━━━━━ Source data
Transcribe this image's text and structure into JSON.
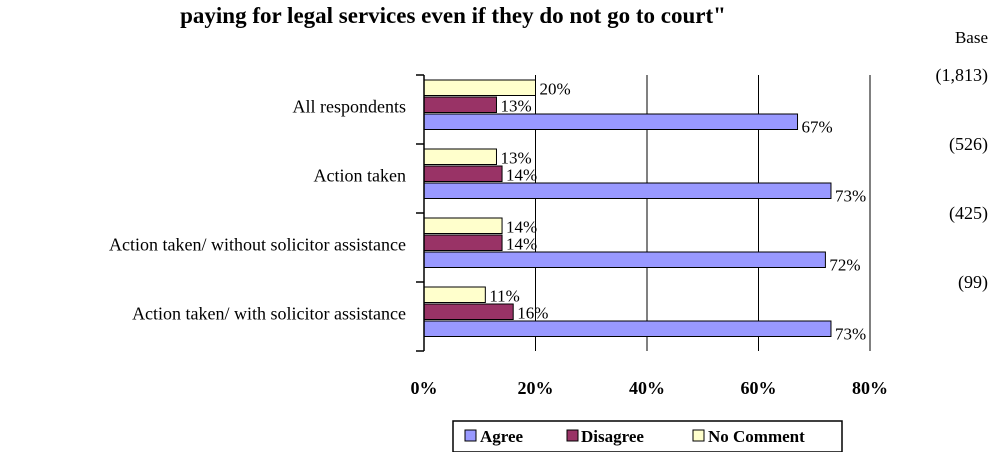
{
  "chart_data": {
    "type": "bar",
    "orientation": "horizontal",
    "title": "paying for legal services even if they do not go to court\"",
    "base_header": "Base",
    "categories": [
      "All respondents",
      "Action taken",
      "Action taken/ without solicitor assistance",
      "Action taken/ with solicitor assistance"
    ],
    "bases": [
      "(1,813)",
      "(526)",
      "(425)",
      "(99)"
    ],
    "series": [
      {
        "name": "Agree",
        "values": [
          67,
          73,
          72,
          73
        ],
        "labels": [
          "67%",
          "73%",
          "72%",
          "73%"
        ],
        "color": "#9999ff"
      },
      {
        "name": "Disagree",
        "values": [
          13,
          14,
          14,
          16
        ],
        "labels": [
          "13%",
          "14%",
          "14%",
          "16%"
        ],
        "color": "#993366"
      },
      {
        "name": "No Comment",
        "values": [
          20,
          13,
          14,
          11
        ],
        "labels": [
          "20%",
          "13%",
          "14%",
          "11%"
        ],
        "color": "#ffffcc"
      }
    ],
    "xlim": [
      0,
      80
    ],
    "xticks": [
      0,
      20,
      40,
      60,
      80
    ],
    "xtick_labels": [
      "0%",
      "20%",
      "40%",
      "60%",
      "80%"
    ],
    "grid": true,
    "legend_position": "bottom"
  }
}
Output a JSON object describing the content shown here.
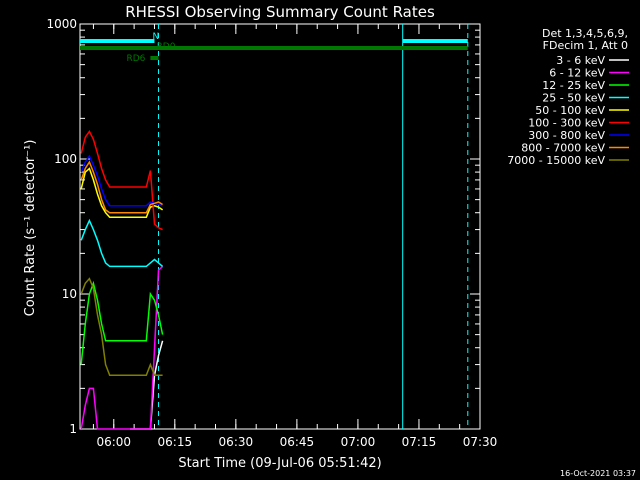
{
  "chart_data": {
    "type": "line",
    "title": "RHESSI Observing Summary Count Rates",
    "xlabel": "Start Time (09-Jul-06 05:51:42)",
    "ylabel": "Count Rate (s⁻¹ detector⁻¹)",
    "yscale": "log",
    "ylim": [
      1,
      1000
    ],
    "xlim": [
      "05:51:42",
      "07:30:00"
    ],
    "x_ticks": [
      "06:00",
      "06:15",
      "06:30",
      "06:45",
      "07:00",
      "07:15",
      "07:30"
    ],
    "y_ticks": [
      "1",
      "10",
      "100",
      "1000"
    ],
    "legend_header": [
      "Det 1,3,4,5,6,9,",
      "FDecim 1, Att 0"
    ],
    "legend_position": "top-right",
    "series": [
      {
        "name": "3 - 6 keV",
        "color": "#ffffff",
        "x": [
          "06:04",
          "06:06",
          "06:08",
          "06:09",
          "06:10",
          "06:11",
          "06:12"
        ],
        "y": [
          1.0,
          1.0,
          1.0,
          1.0,
          2.5,
          3.5,
          4.5
        ]
      },
      {
        "name": "6 - 12 keV",
        "color": "#ff00ff",
        "x": [
          "05:52",
          "05:53",
          "05:54",
          "05:55",
          "05:56",
          "05:57",
          "06:00",
          "06:05",
          "06:09",
          "06:11",
          "06:12"
        ],
        "y": [
          1.0,
          1.5,
          2.0,
          2.0,
          1.0,
          1.0,
          1.0,
          1.0,
          1.0,
          15,
          16
        ]
      },
      {
        "name": "12 - 25 keV",
        "color": "#00ff00",
        "x": [
          "05:52",
          "05:53",
          "05:54",
          "05:55",
          "05:56",
          "05:57",
          "05:58",
          "06:00",
          "06:04",
          "06:08",
          "06:09",
          "06:10",
          "06:11",
          "06:12"
        ],
        "y": [
          3,
          6,
          10,
          12,
          9,
          6,
          4.5,
          4.5,
          4.5,
          4.5,
          10,
          9,
          7,
          5
        ]
      },
      {
        "name": "25 - 50 keV",
        "color": "#00ffff",
        "x": [
          "05:52",
          "05:53",
          "05:54",
          "05:55",
          "05:56",
          "05:57",
          "05:58",
          "05:59",
          "06:00",
          "06:04",
          "06:08",
          "06:09",
          "06:10",
          "06:11",
          "06:12"
        ],
        "y": [
          25,
          30,
          35,
          30,
          25,
          20,
          17,
          16,
          16,
          16,
          16,
          17,
          18,
          17,
          16
        ]
      },
      {
        "name": "50 - 100 keV",
        "color": "#ffff00",
        "x": [
          "05:52",
          "05:53",
          "05:54",
          "05:55",
          "05:56",
          "05:57",
          "05:58",
          "05:59",
          "06:00",
          "06:04",
          "06:08",
          "06:09",
          "06:10",
          "06:11",
          "06:12"
        ],
        "y": [
          60,
          80,
          85,
          70,
          55,
          45,
          40,
          37,
          37,
          37,
          37,
          44,
          45,
          44,
          42
        ]
      },
      {
        "name": "100 - 300 keV",
        "color": "#ff0000",
        "x": [
          "05:52",
          "05:53",
          "05:54",
          "05:55",
          "05:56",
          "05:57",
          "05:58",
          "05:59",
          "06:00",
          "06:04",
          "06:08",
          "06:09",
          "06:10",
          "06:11",
          "06:12"
        ],
        "y": [
          110,
          145,
          160,
          140,
          110,
          85,
          70,
          62,
          62,
          62,
          62,
          82,
          33,
          31,
          30
        ]
      },
      {
        "name": "300 - 800 keV",
        "color": "#0000ff",
        "x": [
          "05:52",
          "05:53",
          "05:54",
          "05:55",
          "05:56",
          "05:57",
          "05:58",
          "05:59",
          "06:00",
          "06:04",
          "06:08",
          "06:09",
          "06:10",
          "06:11",
          "06:12"
        ],
        "y": [
          80,
          95,
          105,
          90,
          75,
          60,
          50,
          45,
          45,
          45,
          45,
          48,
          47,
          46,
          45
        ]
      },
      {
        "name": "800 - 7000 keV",
        "color": "#ff8800",
        "x": [
          "05:52",
          "05:53",
          "05:54",
          "05:55",
          "05:56",
          "05:57",
          "05:58",
          "05:59",
          "06:00",
          "06:04",
          "06:08",
          "06:09",
          "06:10",
          "06:11",
          "06:12"
        ],
        "y": [
          70,
          85,
          95,
          80,
          65,
          50,
          42,
          40,
          40,
          40,
          40,
          46,
          47,
          48,
          46
        ]
      },
      {
        "name": "7000 - 15000 keV",
        "color": "#808000",
        "x": [
          "05:52",
          "05:53",
          "05:54",
          "05:55",
          "05:56",
          "05:57",
          "05:58",
          "05:59",
          "06:00",
          "06:04",
          "06:08",
          "06:09",
          "06:10",
          "06:11",
          "06:12"
        ],
        "y": [
          10,
          12,
          13,
          11,
          7,
          5,
          3,
          2.5,
          2.5,
          2.5,
          2.5,
          3,
          2.5,
          2.5,
          2.5
        ]
      }
    ],
    "flags": [
      {
        "label": "N",
        "color": "#00ffff",
        "x_start": "05:51:42",
        "x_end": "06:10",
        "level": 1
      },
      {
        "label": "",
        "color": "#00ffff",
        "x_start": "07:11",
        "x_end": "07:27",
        "level": 1
      },
      {
        "label": "RD0",
        "color": "#007700",
        "x_start": "05:51:42",
        "x_end": "07:27",
        "level": 2
      },
      {
        "label": "RD6",
        "color": "#007700",
        "x_start": "06:09",
        "x_end": "06:11",
        "level": 3
      }
    ],
    "vlines": [
      {
        "x": "06:11",
        "color": "#00ffff",
        "style": "dashed"
      },
      {
        "x": "07:11",
        "color": "#00ffff",
        "style": "solid"
      },
      {
        "x": "07:27",
        "color": "#00ffff",
        "style": "dashed"
      }
    ]
  },
  "footer_timestamp": "16-Oct-2021 03:37"
}
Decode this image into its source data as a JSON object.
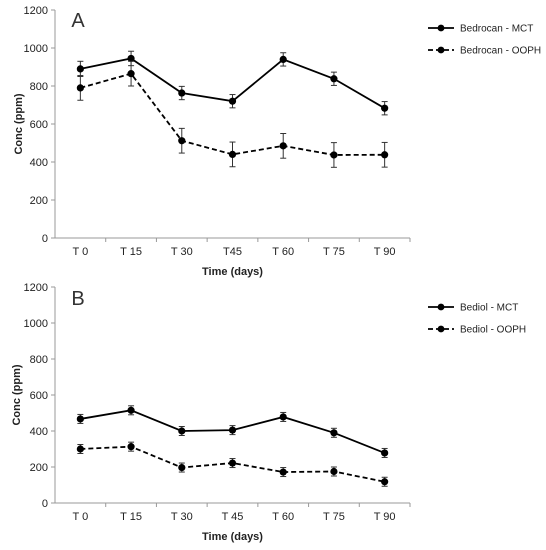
{
  "chart_data": [
    {
      "type": "line",
      "panel_label": "A",
      "categories": [
        "T 0",
        "T 15",
        "T 30",
        "T45",
        "T 60",
        "T 75",
        "T 90"
      ],
      "xlabel": "Time (days)",
      "ylabel": "Conc (ppm)",
      "ylim": [
        0,
        1200
      ],
      "yticks": [
        0,
        200,
        400,
        600,
        800,
        1000,
        1200
      ],
      "grid": false,
      "legend_position": "right",
      "series": [
        {
          "name": "Bedrocan - MCT",
          "line_style": "solid",
          "values": [
            890,
            945,
            763,
            720,
            940,
            838,
            683
          ],
          "errors": [
            40,
            38,
            35,
            35,
            35,
            35,
            35
          ]
        },
        {
          "name": "Bedrocan - OOPH",
          "line_style": "dashed",
          "values": [
            790,
            865,
            512,
            440,
            485,
            437,
            438
          ],
          "errors": [
            65,
            65,
            65,
            65,
            65,
            65,
            65
          ]
        }
      ]
    },
    {
      "type": "line",
      "panel_label": "B",
      "categories": [
        "T 0",
        "T 15",
        "T 30",
        "T 45",
        "T 60",
        "T 75",
        "T 90"
      ],
      "xlabel": "Time (days)",
      "ylabel": "Conc (ppm)",
      "ylim": [
        0,
        1200
      ],
      "yticks": [
        0,
        200,
        400,
        600,
        800,
        1000,
        1200
      ],
      "grid": false,
      "legend_position": "right",
      "series": [
        {
          "name": "Bediol - MCT",
          "line_style": "solid",
          "values": [
            467,
            515,
            400,
            405,
            478,
            390,
            278
          ],
          "errors": [
            25,
            25,
            25,
            25,
            25,
            25,
            25
          ]
        },
        {
          "name": "Bediol - OOPH",
          "line_style": "dashed",
          "values": [
            300,
            313,
            197,
            222,
            172,
            175,
            118
          ],
          "errors": [
            25,
            25,
            25,
            25,
            25,
            25,
            25
          ]
        }
      ]
    }
  ]
}
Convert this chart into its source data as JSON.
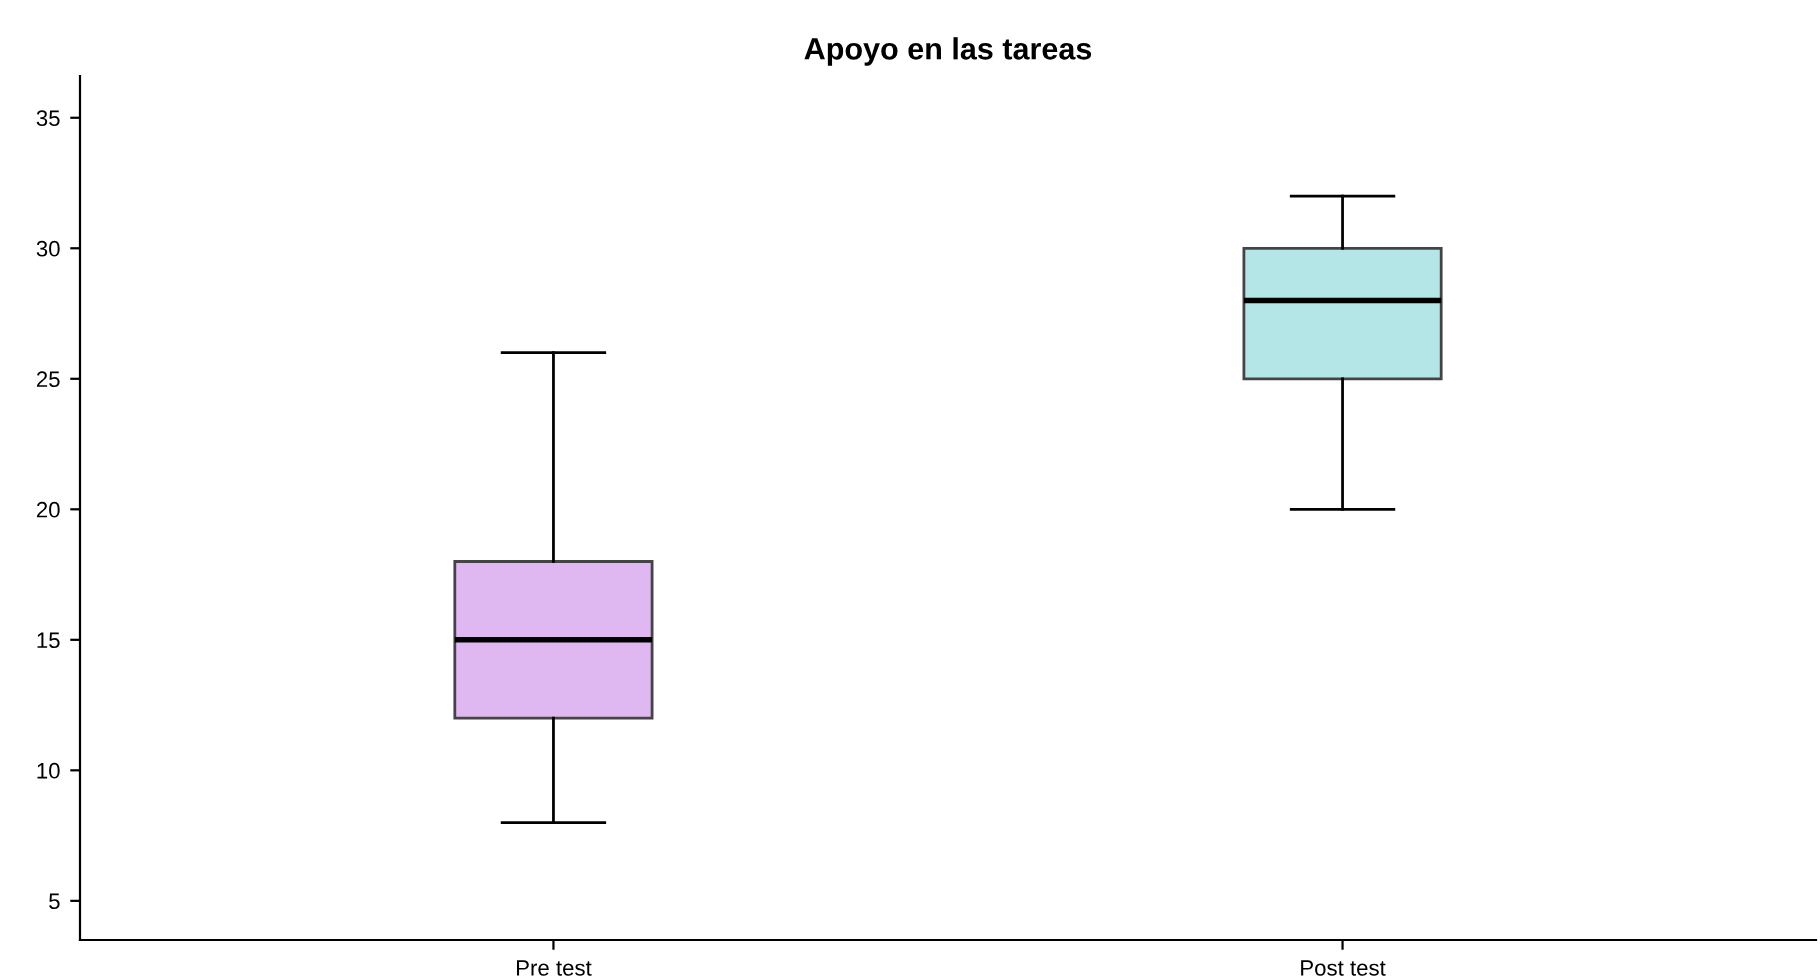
{
  "chart_data": {
    "type": "box",
    "title": "Apoyo en las tareas",
    "categories": [
      "Pre test",
      "Post test"
    ],
    "colors": [
      "#dfb8f2",
      "#b4e6e8"
    ],
    "boxes": [
      {
        "low": 8,
        "q1": 12,
        "median": 15,
        "q3": 18,
        "high": 26
      },
      {
        "low": 20,
        "q1": 25,
        "median": 28,
        "q3": 30,
        "high": 32
      }
    ],
    "ylim": [
      3.5,
      36.6
    ],
    "yticks": [
      5,
      10,
      15,
      20,
      25,
      30,
      35
    ],
    "grid": false
  }
}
━━━━━━━━━━
Goal: Using the data above, say how many lines include "object". No other reply is needed.

Answer to the task: 2